**確認対象の文章:**

....

メール受信時にユーザー操作なしで情報が盗まれる時代

2025.06.27

様々な企業でAIが導入・利用されている中で
とうとうメールを受信するだけで情報が流出する脆弱性「EchoLeak」が発見されたというニュースが話題になりました。

米国セキュリティ企業のAim Securityが、
Microsoft 365 CopilotなどのAIシステムを標的にすることで
この脆弱性を発見し、実証できたようです。
(Microsoftはすでにこの脆弱性に対処済みです。)

Microsoft 365 CopilotにメールやOneDrive上のファイル、Teamsのチャット履歴などを参照して、
質問に回答するRAG(検索拡張生成)と呼ばれる機能が備わっています。
機密情報を外部に漏らさないためのセキュリティ対策が施されていたようですが、
このRAG機能を悪用する脆弱性があったようです。

また、基本的にAIは機密情報の送信を拒否するように設計されていますが、
プロンプトインジェクションと呼ばれる特殊な命令文の手法を用いることで、想定外の動作を引き起こしたようです。
Microsoftは、プロンプトインジェクションを防ぐためにXPIA分類子と呼ばれる防御システムを導入していましたが、
これを回避する方法を発見し、AIに対して機密情報の検索を指示するプロンプトを含んだメールを作成することに成功しています。

さらにAim Securityでは、AIが画像生成時に自動的に画像を取得する動作を悪用することによって
リンクのクリックという手順も自動化できたようです。

....

**提供データ:**
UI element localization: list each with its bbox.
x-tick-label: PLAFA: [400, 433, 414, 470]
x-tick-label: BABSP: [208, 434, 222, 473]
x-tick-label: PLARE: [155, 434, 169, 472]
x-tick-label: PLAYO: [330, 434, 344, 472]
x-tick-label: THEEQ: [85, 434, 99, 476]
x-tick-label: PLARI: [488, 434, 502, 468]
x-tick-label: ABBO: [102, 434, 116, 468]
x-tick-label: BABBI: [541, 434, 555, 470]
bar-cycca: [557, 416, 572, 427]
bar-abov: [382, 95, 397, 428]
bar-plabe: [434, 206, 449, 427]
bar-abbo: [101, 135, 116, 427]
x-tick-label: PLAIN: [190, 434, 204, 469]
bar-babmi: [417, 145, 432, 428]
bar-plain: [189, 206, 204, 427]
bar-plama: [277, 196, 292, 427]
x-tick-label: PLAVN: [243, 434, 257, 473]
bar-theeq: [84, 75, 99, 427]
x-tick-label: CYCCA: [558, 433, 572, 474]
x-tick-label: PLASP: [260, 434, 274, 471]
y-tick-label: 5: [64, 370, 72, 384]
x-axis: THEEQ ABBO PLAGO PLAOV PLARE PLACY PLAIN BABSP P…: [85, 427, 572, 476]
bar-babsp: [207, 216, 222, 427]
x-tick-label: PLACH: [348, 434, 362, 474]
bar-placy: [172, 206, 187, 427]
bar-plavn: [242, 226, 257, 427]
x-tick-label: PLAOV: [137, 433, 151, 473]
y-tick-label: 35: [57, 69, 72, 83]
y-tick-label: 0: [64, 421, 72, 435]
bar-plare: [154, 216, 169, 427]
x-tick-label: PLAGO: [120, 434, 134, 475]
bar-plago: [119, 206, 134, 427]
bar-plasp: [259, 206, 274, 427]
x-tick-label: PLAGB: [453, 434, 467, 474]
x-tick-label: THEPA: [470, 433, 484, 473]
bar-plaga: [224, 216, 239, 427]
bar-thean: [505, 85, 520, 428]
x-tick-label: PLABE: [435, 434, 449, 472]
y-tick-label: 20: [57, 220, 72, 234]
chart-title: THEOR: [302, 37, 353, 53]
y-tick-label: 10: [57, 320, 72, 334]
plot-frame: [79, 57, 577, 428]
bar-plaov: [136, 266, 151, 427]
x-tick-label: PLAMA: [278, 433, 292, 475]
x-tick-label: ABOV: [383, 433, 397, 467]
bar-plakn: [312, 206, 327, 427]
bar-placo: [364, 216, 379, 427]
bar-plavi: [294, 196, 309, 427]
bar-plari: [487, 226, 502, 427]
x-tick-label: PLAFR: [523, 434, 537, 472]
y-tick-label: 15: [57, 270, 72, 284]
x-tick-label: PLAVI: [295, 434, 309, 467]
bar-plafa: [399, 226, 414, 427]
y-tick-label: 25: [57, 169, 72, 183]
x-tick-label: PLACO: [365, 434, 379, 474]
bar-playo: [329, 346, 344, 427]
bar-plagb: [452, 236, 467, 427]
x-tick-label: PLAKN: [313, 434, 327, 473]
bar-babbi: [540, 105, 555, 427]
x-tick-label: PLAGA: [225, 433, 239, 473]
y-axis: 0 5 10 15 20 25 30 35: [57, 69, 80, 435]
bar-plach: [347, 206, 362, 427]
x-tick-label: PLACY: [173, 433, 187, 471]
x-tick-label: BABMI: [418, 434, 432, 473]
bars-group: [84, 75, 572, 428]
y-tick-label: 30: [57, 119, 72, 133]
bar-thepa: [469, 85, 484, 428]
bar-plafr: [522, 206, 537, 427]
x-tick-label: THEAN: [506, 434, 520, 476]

....

**作業指示:**
(1) EchoLeakに関する文章によると、Microsoftがプロンプトインジェクションを防ぐために導入していた防御システムは何と呼ばれていますか。
(2) EchoLeakに関する文章から、「(Microsoftはすでにこの脆弱性に対処済みです。)」から「リンクのクリックという手順も自動化できたようです。」までの部分を一字も変えずに抜き出して返してください。
(3) EchoLeakに関する文章の最後の文に続けて、その先を書き進めてください。

**期待される出力:**
(1) XPIA分類子です。

(2)
(Microsoftはすでにこの脆弱性に対処済みです。)

Microsoft 365 CopilotにメールやOneDrive上のファイル、Teamsのチャット履歴などを参照して、
質問に回答するRAG(検索拡張生成)と呼ばれる機能が備わっています。
機密情報を外部に漏らさないためのセキュリティ対策が施されていたようですが、
このRAG機能を悪用する脆弱性があったようです。

また、基本的にAIは機密情報の送信を拒否するように設計されていますが、
プロンプトインジェクションと呼ばれる特殊な命令文の手法を用いることで、想定外の動作を引き起こしたようです。
Microsoftは、プロンプトインジェクションを防ぐためにXPIA分類子と呼ばれる防御システムを導入していましたが、
これを回避する方法を発見し、AIに対して機密情報の検索を指示するプロンプトを含んだメールを作成することに成功しています。

さらにAim Securityでは、AIが画像生成時に自動的に画像を取得する動作を悪用することによって
リンクのクリックという手順も自動化できたようです。

(3)
この一連の流れをEchoLeakと名付けて、
メールを送りつけるだけで、AIに機密情報を検索させ、自動的に送信させるゼロクリック攻撃が実現したようです。

2025年1月にAim SecurityからこのEchoLeakをMicrosoftに報告しています。
2025年4月に攻撃への対処を試みましたが、2025年5月に新たな問題が発生し、完全な修正までに5カ月という時間がかかったようです。
この間に脆弱性が悪用された証拠はなく、利用者は影響を受けていないとのことです。

Aim Securityが公開したEchoLeakについては、以下のURL(英文)をご覧ください。
https://www.aim.security/lp/aim-labs-echoleak-blogpost

今回のEchoLeakは、「信頼できる情報」と「信頼できない情報」をAIが同じプロセスで処理してしまうという、設計上の課題を突いた攻撃でした。
AIを活用する上で、利便性とセキュリティのバランスをどう取るかが、今後の大きなテーマになりそうです。